__Work required__:
Reproduce the lines below word for word, from the very first one through the line containing "light-tile-s4[interactable]: bloc 1[s4]", including both.

__Record list__:
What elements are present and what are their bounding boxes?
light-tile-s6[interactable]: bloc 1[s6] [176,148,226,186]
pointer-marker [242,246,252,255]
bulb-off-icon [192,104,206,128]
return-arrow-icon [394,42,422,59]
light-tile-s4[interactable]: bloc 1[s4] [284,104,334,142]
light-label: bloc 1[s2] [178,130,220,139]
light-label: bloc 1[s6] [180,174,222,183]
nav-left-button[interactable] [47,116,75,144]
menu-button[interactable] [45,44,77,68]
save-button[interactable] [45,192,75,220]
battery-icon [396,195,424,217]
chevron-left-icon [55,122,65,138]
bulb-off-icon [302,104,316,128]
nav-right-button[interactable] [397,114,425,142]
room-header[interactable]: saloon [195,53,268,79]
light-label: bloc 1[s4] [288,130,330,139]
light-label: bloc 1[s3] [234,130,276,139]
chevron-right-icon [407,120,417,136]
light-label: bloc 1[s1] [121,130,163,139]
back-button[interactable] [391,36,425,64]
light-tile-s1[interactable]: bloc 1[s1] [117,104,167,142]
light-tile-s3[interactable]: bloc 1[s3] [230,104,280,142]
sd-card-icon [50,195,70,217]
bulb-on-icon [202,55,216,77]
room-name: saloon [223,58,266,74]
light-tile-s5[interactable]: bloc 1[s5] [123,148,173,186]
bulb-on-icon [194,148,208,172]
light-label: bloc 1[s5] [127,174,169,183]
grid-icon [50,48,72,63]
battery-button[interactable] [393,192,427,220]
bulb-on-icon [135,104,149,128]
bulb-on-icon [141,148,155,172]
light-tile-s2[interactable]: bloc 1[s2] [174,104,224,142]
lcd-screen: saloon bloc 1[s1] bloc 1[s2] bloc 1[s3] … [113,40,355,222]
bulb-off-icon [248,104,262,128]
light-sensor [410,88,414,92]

__Exercise result__:
What elements are present and what are their bounding boxes?
light-tile-s6[interactable]: bloc 1[s6] [176,148,226,186]
pointer-marker [242,246,252,255]
bulb-off-icon [192,104,206,128]
return-arrow-icon [394,42,422,59]
light-tile-s4[interactable]: bloc 1[s4] [284,104,334,142]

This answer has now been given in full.